■ **EXTRAIT À LIRE**
::::::::::
Didier Billion est directeur des publications de l’IRIS et rédacteur en chef de La revue internationale et stratégique. Spécialiste du Moyen-Orient, il analyse pour Toute l’Europe la lenteur de la réaction européenne face aux manifestations en Egypte, alors que les Vingt-Sept ont adopté la semaine dernière une position commune en Conseil des ministres des Affaires étrangères, et revient plus largement sur l’absence de politique étrangère commune en particulier dans cette région voisine de l’Europe.Â

Toute l’Europe : Après le Conseil des ministres des Affaires étrangères la semaine dernier, ce sont cinq dirigeants européens qui ce week-end ont appelé à une “transition rapide et coordonnée” … plusieurs semaines après le début des événements en Egypte. Comment expliquer la lenteur de la réaction européenne ?
::::::::::
D'après l'extrait à lire, répondez aux questions suivantes :
(a) De quelle région Didier Billion est-il spécialiste ?
(b) De quelle revue est-il rédacteur en chef ?
(c) Combien de dirigeants européens ont appelé ce week-end à une « transition rapide et coordonnée » ?
::::::::::
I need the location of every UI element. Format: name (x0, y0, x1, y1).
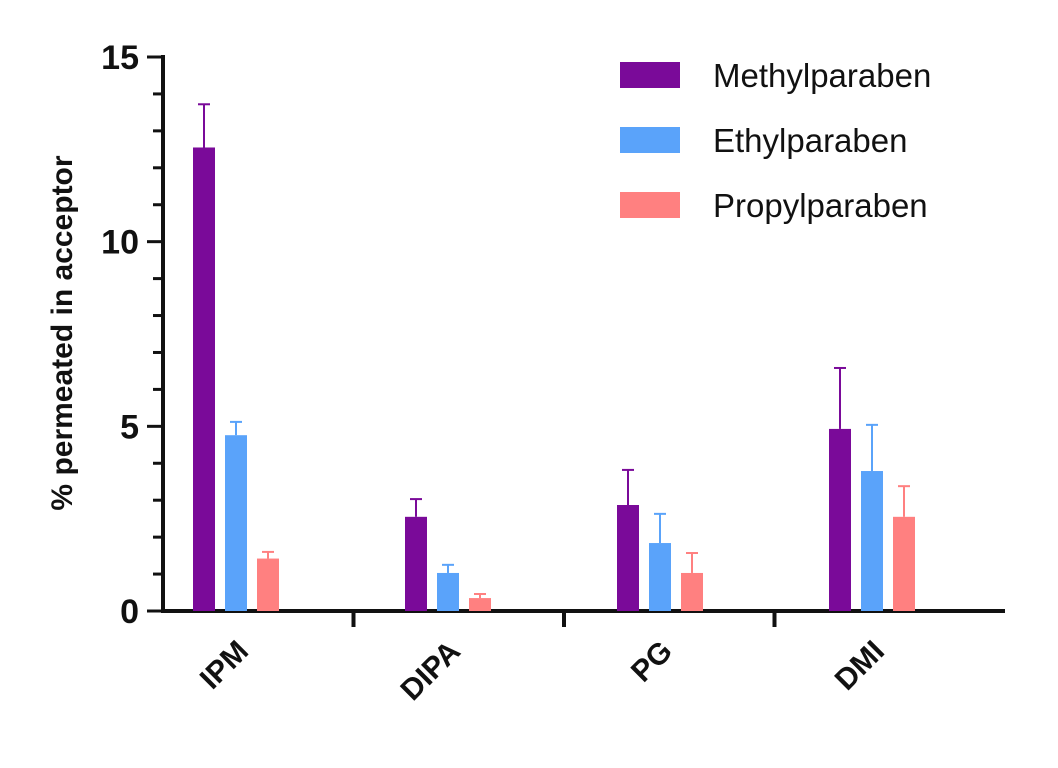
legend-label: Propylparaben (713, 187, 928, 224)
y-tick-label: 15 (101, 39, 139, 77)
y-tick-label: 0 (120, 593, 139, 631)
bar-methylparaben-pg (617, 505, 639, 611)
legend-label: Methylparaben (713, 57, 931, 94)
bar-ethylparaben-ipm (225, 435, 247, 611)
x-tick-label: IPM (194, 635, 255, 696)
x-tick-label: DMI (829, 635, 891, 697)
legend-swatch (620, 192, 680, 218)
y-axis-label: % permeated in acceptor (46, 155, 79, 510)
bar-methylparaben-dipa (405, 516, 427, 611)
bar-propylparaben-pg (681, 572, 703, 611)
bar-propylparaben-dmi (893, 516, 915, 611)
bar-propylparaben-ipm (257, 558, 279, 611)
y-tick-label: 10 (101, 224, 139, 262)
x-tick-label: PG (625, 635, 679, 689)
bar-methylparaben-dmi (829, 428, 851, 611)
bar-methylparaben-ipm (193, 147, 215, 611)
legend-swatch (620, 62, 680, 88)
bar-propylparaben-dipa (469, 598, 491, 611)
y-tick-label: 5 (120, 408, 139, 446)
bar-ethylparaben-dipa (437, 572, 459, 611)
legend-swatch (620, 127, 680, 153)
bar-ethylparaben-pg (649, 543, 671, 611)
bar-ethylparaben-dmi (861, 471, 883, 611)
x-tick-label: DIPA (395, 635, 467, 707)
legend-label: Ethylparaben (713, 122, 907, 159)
::::::::::
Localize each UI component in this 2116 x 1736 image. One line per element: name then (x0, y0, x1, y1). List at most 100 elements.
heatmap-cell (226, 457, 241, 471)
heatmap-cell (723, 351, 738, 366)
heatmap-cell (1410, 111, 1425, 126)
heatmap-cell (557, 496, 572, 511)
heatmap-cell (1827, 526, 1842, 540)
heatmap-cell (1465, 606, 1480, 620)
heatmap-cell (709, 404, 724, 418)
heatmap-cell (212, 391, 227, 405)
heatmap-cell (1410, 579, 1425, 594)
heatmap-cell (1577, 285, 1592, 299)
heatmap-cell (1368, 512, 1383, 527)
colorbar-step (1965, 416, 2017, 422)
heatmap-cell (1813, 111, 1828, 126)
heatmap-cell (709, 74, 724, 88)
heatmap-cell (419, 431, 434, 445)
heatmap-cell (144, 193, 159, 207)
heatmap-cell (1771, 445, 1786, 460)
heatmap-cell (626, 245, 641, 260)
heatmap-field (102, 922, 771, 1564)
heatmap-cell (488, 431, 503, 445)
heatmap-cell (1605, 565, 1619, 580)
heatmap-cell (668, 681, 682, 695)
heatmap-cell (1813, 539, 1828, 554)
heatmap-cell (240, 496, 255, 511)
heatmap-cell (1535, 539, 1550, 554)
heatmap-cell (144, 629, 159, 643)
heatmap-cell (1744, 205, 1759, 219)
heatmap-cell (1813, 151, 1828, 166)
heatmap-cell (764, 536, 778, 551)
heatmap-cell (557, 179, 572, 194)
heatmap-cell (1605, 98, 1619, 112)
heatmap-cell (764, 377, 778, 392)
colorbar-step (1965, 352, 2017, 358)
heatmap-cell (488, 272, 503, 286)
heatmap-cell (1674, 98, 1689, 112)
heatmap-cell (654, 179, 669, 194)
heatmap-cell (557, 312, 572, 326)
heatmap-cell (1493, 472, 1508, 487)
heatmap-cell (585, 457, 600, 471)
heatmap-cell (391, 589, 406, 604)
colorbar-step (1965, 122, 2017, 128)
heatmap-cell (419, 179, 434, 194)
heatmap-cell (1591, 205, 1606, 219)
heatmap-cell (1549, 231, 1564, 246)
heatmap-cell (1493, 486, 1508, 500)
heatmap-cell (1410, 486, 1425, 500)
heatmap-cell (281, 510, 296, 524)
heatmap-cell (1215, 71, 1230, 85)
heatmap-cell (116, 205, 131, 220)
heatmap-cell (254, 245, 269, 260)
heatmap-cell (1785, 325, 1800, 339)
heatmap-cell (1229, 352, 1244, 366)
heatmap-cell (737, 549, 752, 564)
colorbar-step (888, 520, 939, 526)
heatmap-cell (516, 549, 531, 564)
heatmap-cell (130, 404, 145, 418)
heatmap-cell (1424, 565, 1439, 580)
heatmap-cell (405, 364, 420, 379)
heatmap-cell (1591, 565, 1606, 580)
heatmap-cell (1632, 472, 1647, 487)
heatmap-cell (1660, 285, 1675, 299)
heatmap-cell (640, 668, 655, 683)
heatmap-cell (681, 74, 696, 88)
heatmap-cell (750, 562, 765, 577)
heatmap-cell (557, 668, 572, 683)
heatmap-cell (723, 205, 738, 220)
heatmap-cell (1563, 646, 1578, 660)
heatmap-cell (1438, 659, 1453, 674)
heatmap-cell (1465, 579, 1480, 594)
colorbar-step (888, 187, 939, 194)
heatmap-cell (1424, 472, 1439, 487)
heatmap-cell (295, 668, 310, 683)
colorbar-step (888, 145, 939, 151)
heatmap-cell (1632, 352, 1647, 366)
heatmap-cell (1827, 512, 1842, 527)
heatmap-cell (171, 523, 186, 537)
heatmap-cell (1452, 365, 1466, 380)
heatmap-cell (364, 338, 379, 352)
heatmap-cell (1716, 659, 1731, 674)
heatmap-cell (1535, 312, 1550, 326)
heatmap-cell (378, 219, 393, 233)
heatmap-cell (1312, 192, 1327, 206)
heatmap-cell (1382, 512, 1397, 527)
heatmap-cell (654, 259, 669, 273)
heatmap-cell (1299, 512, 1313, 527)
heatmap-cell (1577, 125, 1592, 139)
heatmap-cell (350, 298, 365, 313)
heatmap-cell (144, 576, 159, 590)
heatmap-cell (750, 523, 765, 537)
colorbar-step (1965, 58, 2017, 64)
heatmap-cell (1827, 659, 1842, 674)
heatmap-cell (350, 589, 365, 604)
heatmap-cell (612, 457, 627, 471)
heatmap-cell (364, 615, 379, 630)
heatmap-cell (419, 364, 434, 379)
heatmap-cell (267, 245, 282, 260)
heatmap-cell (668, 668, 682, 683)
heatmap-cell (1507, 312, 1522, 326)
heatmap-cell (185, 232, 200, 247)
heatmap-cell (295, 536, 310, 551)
::::::::::
■ **RÉPONSE**
(a) Du Moyen-Orient.
(b) De La revue internationale et stratégique.
(c) Cinq.